**WHAT NEEDS TO BE DONE**
Transcribe the listing exactly, leaving out every picture.

**STORED ROWS**
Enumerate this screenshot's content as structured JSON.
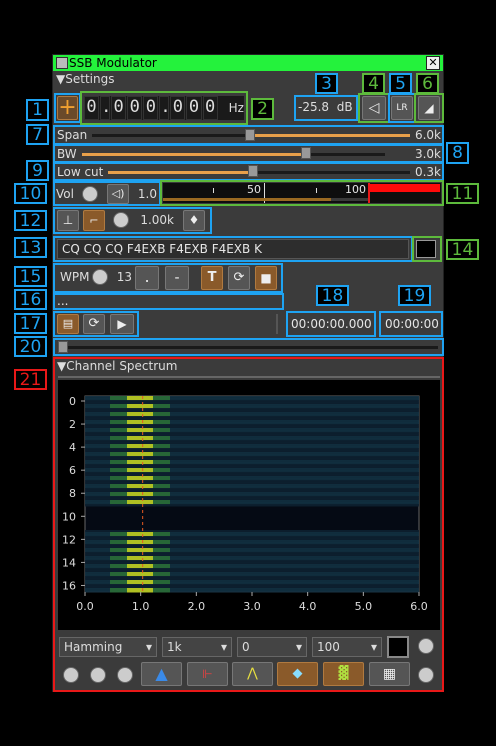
{
  "window": {
    "title": "SSB Modulator",
    "close_glyph": "✕"
  },
  "sections": {
    "settings": "Settings",
    "channel_spectrum": "Channel Spectrum"
  },
  "callouts": [
    "1",
    "2",
    "3",
    "4",
    "5",
    "6",
    "7",
    "8",
    "9",
    "10",
    "11",
    "12",
    "13",
    "14",
    "15",
    "16",
    "17",
    "18",
    "19",
    "20",
    "21"
  ],
  "freq": {
    "digits": [
      "0",
      ".",
      "0",
      "0",
      "0",
      ".",
      "0",
      "0",
      "0"
    ],
    "unit": "Hz",
    "plus": "+"
  },
  "gain": {
    "value": "-25.8",
    "unit": "dB"
  },
  "buttons": {
    "lr": "LR",
    "play": "▶",
    "stop": "■",
    "loop": "⟳",
    "tbtn": "T",
    "dot": ".",
    "dash": "-"
  },
  "span": {
    "label": "Span",
    "value": "6.0k",
    "level": 0.42
  },
  "bw": {
    "label": "BW",
    "value": "3.0k",
    "level": 0.74
  },
  "lowcut": {
    "label": "Low cut",
    "value": "0.3k",
    "level": 0.5
  },
  "vol": {
    "label": "Vol",
    "value": "1.0",
    "meter_ticks": [
      "50",
      "100"
    ]
  },
  "tone": {
    "value": "1.00k"
  },
  "morse": {
    "text": "CQ CQ CQ F4EXB F4EXB F4EXB K"
  },
  "wpm": {
    "label": "WPM",
    "value": "13"
  },
  "file": {
    "name": "...",
    "time_now": "00:00:00.000",
    "time_total": "00:00:00"
  },
  "spectrum": {
    "y_ticks": [
      "0",
      "2",
      "4",
      "6",
      "8",
      "10",
      "12",
      "14",
      "16"
    ],
    "x_ticks": [
      "0.0",
      "1.0",
      "2.0",
      "3.0",
      "4.0",
      "5.0",
      "6.0"
    ],
    "combos": [
      "Hamming",
      "1k",
      "0",
      "100"
    ]
  }
}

**THE ANSWER**
Enumerate this screenshot's content as structured JSON.
{
  "window": {
    "title": "SSB Modulator",
    "close_glyph": "✕"
  },
  "sections": {
    "settings": "Settings",
    "channel_spectrum": "Channel Spectrum"
  },
  "callouts": [
    "1",
    "2",
    "3",
    "4",
    "5",
    "6",
    "7",
    "8",
    "9",
    "10",
    "11",
    "12",
    "13",
    "14",
    "15",
    "16",
    "17",
    "18",
    "19",
    "20",
    "21"
  ],
  "freq": {
    "digits": [
      "0",
      ".",
      "0",
      "0",
      "0",
      ".",
      "0",
      "0",
      "0"
    ],
    "unit": "Hz",
    "plus": "+"
  },
  "gain": {
    "value": "-25.8",
    "unit": "dB"
  },
  "buttons": {
    "lr": "LR",
    "play": "▶",
    "stop": "■",
    "loop": "⟳",
    "tbtn": "T",
    "dot": ".",
    "dash": "-"
  },
  "span": {
    "label": "Span",
    "value": "6.0k",
    "level": 0.42
  },
  "bw": {
    "label": "BW",
    "value": "3.0k",
    "level": 0.74
  },
  "lowcut": {
    "label": "Low cut",
    "value": "0.3k",
    "level": 0.5
  },
  "vol": {
    "label": "Vol",
    "value": "1.0",
    "meter_ticks": [
      "50",
      "100"
    ]
  },
  "tone": {
    "value": "1.00k"
  },
  "morse": {
    "text": "CQ CQ CQ F4EXB F4EXB F4EXB K"
  },
  "wpm": {
    "label": "WPM",
    "value": "13"
  },
  "file": {
    "name": "...",
    "time_now": "00:00:00.000",
    "time_total": "00:00:00"
  },
  "spectrum": {
    "y_ticks": [
      "0",
      "2",
      "4",
      "6",
      "8",
      "10",
      "12",
      "14",
      "16"
    ],
    "x_ticks": [
      "0.0",
      "1.0",
      "2.0",
      "3.0",
      "4.0",
      "5.0",
      "6.0"
    ],
    "combos": [
      "Hamming",
      "1k",
      "0",
      "100"
    ]
  }
}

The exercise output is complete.